#### STATED GOAL
Count every line where "условиях" shows up, and give that number only.

Data excerpts

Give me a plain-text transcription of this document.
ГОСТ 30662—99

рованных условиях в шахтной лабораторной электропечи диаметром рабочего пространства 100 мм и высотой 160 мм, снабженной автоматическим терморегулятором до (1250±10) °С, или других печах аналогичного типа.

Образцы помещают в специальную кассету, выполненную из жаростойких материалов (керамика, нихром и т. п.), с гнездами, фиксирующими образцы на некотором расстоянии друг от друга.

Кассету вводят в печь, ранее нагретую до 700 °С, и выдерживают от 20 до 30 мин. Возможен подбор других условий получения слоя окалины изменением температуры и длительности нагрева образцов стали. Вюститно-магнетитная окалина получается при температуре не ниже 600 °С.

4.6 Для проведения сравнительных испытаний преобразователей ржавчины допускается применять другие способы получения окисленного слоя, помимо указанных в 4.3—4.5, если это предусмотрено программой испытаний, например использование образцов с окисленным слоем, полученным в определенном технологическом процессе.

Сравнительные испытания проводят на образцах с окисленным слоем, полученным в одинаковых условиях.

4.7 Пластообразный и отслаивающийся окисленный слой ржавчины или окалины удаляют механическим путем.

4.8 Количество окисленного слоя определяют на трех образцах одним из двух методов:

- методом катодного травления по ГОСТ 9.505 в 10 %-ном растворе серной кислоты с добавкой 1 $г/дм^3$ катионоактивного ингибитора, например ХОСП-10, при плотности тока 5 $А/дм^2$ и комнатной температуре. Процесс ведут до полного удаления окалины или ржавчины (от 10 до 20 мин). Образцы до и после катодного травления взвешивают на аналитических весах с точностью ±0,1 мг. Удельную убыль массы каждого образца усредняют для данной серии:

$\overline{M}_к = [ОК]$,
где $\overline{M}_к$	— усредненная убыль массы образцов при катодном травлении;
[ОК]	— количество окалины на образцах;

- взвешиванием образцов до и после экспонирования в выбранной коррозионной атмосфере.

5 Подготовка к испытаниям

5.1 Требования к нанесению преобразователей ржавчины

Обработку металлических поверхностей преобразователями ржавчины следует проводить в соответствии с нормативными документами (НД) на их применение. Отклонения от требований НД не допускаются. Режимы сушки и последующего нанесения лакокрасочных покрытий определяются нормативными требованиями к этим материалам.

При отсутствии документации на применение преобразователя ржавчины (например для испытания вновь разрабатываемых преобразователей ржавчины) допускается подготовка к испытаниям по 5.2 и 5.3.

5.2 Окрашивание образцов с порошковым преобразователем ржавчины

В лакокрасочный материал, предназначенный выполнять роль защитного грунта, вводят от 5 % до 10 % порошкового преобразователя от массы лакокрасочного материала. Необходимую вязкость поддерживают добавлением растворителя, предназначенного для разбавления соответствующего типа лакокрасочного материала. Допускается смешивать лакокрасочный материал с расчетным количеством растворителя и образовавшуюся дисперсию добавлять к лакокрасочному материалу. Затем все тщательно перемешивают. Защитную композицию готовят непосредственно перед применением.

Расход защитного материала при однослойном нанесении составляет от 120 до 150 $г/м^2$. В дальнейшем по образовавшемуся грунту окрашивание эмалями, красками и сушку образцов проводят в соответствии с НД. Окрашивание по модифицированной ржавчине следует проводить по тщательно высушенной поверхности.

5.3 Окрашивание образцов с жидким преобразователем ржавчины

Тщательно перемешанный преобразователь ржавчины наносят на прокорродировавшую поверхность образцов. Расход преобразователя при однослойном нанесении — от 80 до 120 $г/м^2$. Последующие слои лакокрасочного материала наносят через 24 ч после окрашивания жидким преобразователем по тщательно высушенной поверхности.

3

#### PROBLEM SOLUTION
2